• [The task]
Search the listing below for the string "right" and copy every line where it occurs.

• [Stored data]
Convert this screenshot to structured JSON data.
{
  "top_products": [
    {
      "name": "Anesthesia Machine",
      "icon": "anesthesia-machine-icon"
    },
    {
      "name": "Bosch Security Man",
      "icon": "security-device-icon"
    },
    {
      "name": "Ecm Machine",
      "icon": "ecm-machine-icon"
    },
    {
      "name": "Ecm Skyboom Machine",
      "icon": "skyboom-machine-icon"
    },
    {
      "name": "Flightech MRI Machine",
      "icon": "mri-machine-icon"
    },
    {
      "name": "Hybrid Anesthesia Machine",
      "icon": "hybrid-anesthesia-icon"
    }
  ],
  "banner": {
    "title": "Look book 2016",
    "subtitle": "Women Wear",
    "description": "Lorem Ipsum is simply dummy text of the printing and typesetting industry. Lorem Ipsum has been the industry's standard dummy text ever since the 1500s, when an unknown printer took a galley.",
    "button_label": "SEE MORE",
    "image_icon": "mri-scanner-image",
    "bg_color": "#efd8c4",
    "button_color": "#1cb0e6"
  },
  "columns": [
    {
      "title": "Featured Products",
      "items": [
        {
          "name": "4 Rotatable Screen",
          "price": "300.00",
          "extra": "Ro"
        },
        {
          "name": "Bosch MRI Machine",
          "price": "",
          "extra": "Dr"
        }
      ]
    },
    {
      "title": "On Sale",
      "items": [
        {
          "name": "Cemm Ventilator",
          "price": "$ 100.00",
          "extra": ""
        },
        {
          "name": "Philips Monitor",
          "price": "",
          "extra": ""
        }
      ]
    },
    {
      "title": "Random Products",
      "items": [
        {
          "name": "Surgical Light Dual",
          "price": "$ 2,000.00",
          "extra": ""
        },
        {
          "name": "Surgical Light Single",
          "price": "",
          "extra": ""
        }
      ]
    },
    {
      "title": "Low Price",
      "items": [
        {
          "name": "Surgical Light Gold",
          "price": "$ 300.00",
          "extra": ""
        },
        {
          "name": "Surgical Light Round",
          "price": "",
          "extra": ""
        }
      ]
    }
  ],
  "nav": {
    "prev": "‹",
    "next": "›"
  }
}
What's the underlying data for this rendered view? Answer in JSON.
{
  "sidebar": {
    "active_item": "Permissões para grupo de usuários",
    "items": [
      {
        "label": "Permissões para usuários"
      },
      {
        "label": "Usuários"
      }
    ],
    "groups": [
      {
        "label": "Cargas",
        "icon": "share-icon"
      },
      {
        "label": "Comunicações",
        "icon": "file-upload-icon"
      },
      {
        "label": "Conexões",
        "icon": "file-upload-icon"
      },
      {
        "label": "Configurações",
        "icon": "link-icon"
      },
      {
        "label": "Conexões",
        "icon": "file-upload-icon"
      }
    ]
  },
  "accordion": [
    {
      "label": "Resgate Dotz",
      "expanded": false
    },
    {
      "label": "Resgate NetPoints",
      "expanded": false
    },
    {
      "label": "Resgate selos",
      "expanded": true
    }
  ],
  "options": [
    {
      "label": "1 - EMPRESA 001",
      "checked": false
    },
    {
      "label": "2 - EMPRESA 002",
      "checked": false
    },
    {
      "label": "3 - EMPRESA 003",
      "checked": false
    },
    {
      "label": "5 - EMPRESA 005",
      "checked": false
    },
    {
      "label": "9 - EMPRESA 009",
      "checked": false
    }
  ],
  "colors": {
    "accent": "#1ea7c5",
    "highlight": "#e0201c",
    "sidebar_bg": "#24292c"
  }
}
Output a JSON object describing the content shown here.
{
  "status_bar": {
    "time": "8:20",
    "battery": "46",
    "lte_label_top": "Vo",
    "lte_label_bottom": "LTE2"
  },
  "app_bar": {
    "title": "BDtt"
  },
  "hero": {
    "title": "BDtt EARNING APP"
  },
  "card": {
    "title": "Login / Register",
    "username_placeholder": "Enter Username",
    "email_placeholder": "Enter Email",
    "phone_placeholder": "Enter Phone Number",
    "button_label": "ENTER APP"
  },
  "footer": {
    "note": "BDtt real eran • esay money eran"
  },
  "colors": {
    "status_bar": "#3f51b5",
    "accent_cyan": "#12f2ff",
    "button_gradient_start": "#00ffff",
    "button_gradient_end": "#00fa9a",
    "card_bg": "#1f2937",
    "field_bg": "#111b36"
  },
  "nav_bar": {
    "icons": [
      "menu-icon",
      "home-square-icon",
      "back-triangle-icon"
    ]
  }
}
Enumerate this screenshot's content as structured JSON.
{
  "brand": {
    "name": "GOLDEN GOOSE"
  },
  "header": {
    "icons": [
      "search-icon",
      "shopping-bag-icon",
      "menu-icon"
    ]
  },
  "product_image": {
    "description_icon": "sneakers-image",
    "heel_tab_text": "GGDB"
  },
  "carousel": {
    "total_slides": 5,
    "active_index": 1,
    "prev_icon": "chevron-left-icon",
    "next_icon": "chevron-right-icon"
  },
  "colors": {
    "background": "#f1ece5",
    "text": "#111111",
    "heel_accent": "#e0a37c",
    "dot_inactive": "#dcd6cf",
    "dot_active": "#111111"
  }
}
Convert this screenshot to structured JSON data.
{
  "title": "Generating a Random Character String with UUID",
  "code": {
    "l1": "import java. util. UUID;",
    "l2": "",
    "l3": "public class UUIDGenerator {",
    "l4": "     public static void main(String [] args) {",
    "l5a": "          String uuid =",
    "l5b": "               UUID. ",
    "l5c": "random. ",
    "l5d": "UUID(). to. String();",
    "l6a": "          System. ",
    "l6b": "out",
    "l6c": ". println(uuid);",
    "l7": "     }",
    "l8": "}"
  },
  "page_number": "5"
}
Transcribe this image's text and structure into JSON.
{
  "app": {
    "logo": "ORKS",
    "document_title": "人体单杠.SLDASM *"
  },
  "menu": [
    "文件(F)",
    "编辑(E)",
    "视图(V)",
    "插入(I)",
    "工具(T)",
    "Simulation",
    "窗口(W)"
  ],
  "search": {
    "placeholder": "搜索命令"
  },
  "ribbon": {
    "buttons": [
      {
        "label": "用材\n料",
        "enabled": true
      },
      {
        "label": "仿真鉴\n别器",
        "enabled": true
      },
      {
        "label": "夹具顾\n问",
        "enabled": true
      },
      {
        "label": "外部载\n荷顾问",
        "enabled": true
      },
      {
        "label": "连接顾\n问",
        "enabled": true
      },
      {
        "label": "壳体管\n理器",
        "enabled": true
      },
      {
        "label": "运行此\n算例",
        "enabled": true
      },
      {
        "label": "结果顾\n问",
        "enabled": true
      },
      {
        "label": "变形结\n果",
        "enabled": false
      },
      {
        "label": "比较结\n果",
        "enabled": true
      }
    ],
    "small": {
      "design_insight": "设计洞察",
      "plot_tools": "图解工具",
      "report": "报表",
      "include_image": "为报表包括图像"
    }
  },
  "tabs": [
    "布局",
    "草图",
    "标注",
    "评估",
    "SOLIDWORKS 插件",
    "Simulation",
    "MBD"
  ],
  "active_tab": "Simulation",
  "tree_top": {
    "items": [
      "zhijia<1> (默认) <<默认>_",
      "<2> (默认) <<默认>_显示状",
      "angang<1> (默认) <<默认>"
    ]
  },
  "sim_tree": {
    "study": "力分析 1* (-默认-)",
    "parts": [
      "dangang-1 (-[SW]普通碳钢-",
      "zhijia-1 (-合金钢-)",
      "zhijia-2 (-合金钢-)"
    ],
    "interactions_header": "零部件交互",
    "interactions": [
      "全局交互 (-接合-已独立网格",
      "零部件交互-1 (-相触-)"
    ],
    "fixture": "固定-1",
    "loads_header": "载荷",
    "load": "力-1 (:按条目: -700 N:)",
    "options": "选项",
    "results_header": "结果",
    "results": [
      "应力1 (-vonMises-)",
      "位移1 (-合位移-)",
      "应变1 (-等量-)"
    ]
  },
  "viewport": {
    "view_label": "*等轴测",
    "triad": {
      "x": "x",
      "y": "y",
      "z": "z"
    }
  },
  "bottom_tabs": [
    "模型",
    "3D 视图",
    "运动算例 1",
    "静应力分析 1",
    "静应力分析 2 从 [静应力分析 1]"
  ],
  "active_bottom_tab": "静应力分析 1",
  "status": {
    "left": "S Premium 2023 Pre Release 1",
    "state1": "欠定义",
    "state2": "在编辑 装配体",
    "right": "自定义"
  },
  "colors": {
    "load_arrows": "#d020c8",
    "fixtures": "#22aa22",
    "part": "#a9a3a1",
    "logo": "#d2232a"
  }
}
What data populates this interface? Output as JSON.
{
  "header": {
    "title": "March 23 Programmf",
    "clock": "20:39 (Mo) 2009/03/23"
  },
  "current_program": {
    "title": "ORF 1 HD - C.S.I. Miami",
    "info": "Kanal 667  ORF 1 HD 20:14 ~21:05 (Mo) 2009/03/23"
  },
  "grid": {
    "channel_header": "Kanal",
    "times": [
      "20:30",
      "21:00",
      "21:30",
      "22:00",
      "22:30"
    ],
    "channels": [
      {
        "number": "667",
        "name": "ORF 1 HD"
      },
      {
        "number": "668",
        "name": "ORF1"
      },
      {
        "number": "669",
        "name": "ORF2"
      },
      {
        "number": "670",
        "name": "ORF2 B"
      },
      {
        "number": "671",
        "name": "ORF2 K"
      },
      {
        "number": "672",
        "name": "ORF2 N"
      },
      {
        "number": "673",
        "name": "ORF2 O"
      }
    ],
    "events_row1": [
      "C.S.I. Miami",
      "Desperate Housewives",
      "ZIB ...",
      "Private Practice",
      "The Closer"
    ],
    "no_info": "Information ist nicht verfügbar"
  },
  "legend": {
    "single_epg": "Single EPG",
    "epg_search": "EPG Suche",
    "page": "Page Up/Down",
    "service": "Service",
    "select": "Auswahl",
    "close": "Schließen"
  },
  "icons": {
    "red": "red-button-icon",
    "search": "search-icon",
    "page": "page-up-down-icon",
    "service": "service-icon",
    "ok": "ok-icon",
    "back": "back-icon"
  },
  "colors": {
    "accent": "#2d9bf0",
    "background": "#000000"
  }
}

• [Exercise solution]
    "next_icon": "chevron-right-icon"
    "right": "自定义"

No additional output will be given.